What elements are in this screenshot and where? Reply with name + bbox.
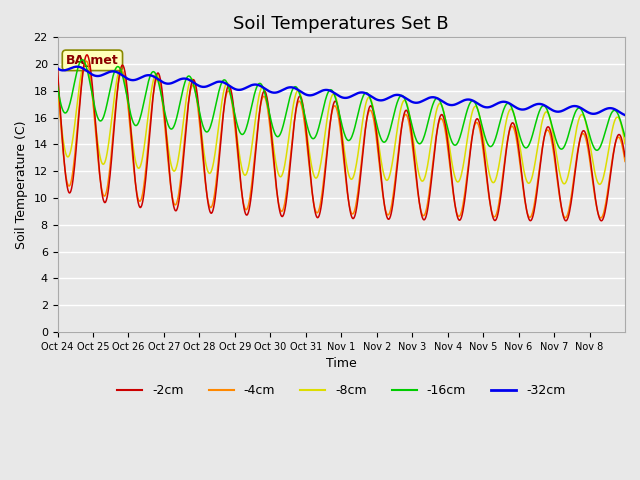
Legend: -2cm, -4cm, -8cm, -16cm, -32cm: -2cm, -4cm, -8cm, -16cm, -32cm bbox=[112, 379, 570, 402]
X-axis label: Time: Time bbox=[326, 357, 356, 370]
Text: BA_met: BA_met bbox=[66, 54, 119, 67]
Y-axis label: Soil Temperature (C): Soil Temperature (C) bbox=[15, 120, 28, 249]
Title: Soil Temperatures Set B: Soil Temperatures Set B bbox=[234, 15, 449, 33]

§ **Task brief**: Copy out every line of the items above word for word, leaving out the pictures.

§ **Result of the task**:
What elements are in this screenshot and where? Reply with name + bbox.
Legend: -2cm, -4cm, -8cm, -16cm, -32cm: -2cm, -4cm, -8cm, -16cm, -32cm bbox=[112, 379, 570, 402]
X-axis label: Time: Time bbox=[326, 357, 356, 370]
Text: BA_met: BA_met bbox=[66, 54, 119, 67]
Y-axis label: Soil Temperature (C): Soil Temperature (C) bbox=[15, 120, 28, 249]
Title: Soil Temperatures Set B: Soil Temperatures Set B bbox=[234, 15, 449, 33]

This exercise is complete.